◆ **GIVEN EXERCISE**: Pick out every line that holds the string "this" and copy it.

◆ **MATERIAL SHOWN**:
· · · · ·
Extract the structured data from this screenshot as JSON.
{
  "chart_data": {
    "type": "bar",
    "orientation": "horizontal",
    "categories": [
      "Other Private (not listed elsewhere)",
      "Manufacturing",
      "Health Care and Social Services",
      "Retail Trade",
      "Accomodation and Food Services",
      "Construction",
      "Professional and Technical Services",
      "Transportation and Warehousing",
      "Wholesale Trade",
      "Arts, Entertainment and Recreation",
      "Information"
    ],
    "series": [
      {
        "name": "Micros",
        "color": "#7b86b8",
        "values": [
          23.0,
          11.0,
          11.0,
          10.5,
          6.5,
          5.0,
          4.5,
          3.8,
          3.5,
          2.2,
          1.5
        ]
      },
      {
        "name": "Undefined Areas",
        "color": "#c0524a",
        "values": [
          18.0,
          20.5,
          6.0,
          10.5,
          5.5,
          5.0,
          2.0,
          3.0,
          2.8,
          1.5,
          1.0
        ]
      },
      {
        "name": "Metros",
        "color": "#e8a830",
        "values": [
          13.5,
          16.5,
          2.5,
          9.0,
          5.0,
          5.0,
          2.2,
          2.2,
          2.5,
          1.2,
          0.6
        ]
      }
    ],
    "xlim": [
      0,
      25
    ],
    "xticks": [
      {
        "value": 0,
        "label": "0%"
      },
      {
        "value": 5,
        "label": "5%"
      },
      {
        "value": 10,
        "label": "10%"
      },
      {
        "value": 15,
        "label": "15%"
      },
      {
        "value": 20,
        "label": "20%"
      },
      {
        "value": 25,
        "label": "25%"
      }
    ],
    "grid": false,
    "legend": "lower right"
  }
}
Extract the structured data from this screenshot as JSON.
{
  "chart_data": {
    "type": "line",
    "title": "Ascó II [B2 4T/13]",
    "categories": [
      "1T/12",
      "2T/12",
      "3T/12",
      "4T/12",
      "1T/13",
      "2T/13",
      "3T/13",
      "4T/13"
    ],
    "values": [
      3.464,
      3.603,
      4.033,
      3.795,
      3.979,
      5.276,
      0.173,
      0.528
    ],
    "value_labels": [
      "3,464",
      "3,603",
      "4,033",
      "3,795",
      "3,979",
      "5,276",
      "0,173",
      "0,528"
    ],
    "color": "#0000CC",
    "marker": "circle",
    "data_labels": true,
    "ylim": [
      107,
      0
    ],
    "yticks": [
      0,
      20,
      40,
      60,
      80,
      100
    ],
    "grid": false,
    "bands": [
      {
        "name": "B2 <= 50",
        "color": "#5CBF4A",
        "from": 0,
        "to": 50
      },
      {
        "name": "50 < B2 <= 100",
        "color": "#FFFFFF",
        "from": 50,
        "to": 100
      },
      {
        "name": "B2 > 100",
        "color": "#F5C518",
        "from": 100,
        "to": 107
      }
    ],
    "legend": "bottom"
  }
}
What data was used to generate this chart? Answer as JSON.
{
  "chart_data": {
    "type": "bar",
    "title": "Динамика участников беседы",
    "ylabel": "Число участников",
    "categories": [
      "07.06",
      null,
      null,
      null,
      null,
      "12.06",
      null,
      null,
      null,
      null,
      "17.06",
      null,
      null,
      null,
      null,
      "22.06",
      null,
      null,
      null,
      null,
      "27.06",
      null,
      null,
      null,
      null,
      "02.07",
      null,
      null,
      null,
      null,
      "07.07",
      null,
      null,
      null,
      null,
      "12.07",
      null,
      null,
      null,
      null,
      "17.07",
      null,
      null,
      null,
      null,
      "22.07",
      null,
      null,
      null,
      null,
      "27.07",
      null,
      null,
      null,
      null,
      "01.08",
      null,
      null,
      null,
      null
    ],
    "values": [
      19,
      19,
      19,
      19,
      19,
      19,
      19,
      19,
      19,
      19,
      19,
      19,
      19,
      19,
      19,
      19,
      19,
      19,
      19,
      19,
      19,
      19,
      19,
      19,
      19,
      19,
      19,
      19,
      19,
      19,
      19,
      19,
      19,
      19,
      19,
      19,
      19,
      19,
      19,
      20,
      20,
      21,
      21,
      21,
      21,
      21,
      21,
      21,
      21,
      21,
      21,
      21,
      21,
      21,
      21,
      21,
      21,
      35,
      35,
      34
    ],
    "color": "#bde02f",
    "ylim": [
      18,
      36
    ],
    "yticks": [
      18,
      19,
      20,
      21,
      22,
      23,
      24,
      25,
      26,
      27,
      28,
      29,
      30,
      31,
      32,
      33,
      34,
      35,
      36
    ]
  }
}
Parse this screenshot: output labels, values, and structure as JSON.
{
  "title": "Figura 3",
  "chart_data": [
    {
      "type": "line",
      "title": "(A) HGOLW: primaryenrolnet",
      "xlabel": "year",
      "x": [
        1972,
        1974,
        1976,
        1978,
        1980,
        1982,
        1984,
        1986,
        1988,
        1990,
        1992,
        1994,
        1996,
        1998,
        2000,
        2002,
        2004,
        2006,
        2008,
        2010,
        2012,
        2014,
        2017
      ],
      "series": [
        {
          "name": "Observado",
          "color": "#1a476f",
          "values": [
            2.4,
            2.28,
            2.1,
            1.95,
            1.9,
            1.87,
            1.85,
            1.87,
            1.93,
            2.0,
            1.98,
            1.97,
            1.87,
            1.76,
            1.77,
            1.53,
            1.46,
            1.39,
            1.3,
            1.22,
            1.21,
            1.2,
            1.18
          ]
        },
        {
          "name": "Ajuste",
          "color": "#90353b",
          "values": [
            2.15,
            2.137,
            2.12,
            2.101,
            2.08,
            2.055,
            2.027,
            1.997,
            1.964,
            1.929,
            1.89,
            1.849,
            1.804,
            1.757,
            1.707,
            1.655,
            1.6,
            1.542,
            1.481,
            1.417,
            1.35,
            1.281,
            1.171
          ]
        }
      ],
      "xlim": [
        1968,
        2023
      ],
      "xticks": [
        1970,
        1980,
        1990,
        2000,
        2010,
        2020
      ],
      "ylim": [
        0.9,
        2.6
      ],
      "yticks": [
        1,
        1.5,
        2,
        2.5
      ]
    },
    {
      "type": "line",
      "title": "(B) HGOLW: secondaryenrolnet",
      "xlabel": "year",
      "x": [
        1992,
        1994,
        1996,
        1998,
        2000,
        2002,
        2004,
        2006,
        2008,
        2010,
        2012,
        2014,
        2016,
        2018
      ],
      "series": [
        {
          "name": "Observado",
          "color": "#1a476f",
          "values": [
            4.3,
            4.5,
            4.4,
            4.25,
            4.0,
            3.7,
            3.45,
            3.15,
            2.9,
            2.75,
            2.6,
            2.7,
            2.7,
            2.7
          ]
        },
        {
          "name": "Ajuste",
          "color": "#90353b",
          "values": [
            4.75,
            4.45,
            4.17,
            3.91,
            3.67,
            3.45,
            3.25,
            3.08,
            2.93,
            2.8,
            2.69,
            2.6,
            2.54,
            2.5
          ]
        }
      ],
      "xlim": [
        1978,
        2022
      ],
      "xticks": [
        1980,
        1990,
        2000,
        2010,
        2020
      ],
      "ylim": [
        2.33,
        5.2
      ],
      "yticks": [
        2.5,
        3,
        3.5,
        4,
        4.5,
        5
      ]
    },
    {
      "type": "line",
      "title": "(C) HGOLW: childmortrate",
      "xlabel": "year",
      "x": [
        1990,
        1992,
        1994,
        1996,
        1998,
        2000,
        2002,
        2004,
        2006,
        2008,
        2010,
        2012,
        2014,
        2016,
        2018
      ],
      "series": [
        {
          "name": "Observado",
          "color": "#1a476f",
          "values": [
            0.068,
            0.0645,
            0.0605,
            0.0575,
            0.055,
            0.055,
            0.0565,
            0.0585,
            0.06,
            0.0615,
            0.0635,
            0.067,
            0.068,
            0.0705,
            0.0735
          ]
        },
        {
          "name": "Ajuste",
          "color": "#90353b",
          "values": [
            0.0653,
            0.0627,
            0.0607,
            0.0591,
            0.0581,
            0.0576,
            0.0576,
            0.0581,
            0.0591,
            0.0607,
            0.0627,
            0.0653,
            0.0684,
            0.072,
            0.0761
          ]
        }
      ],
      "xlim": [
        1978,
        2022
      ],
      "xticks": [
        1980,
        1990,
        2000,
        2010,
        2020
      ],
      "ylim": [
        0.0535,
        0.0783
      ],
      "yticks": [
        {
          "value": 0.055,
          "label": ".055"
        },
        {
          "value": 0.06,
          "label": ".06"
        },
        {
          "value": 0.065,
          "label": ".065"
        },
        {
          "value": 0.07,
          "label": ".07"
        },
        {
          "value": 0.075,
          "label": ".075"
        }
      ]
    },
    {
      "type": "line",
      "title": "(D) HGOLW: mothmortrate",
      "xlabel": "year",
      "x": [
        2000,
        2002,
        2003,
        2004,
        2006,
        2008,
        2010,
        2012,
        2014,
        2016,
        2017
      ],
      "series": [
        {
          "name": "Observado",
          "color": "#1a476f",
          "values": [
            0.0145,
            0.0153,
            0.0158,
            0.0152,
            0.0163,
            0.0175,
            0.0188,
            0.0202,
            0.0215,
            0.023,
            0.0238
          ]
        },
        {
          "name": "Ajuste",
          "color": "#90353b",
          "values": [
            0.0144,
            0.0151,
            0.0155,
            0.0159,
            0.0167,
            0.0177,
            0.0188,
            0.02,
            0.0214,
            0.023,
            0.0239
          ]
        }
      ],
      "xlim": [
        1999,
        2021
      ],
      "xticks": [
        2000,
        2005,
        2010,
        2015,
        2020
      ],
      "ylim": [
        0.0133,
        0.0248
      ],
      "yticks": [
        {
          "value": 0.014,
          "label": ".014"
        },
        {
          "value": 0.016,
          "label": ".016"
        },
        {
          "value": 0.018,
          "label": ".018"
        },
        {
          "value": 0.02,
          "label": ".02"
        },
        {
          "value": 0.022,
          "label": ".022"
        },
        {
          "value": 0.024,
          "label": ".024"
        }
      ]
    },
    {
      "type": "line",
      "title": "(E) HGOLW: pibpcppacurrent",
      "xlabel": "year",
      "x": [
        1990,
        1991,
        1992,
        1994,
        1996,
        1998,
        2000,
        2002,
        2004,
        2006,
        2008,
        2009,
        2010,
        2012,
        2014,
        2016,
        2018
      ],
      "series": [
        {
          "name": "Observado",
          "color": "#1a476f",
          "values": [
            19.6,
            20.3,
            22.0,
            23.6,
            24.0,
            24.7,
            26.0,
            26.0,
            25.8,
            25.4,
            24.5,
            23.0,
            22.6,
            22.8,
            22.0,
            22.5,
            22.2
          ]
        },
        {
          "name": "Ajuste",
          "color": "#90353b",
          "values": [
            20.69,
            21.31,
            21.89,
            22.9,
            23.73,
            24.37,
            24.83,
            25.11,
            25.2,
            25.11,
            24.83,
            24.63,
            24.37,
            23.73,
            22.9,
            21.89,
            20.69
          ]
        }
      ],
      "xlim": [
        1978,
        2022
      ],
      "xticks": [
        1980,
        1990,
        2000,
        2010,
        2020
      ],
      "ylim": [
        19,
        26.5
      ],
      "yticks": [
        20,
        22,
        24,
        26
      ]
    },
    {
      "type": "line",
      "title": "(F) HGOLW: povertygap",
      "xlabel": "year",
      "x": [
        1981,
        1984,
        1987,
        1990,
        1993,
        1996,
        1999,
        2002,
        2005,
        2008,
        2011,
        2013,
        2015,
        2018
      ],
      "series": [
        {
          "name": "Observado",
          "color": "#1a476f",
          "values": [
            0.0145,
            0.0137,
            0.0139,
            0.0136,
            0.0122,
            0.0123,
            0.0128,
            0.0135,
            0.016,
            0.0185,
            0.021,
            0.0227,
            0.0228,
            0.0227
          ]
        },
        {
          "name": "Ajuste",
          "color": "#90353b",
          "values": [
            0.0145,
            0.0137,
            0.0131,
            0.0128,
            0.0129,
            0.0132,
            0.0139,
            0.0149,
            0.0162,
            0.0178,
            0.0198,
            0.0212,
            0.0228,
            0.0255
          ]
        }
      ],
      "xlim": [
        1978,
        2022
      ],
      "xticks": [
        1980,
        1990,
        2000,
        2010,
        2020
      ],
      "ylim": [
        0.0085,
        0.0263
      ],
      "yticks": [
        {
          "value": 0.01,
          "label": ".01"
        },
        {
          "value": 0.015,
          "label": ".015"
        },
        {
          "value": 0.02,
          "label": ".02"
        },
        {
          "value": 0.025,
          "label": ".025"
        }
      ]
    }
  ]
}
· · · · ·
◆ **REPLY**:
Extract the structured data from this screenshot as JSON.
Extract the structured data from this screenshot as JSON.
What data was used to generate this chart? Answer as JSON.
Parse this screenshot: output labels, values, and structure as JSON.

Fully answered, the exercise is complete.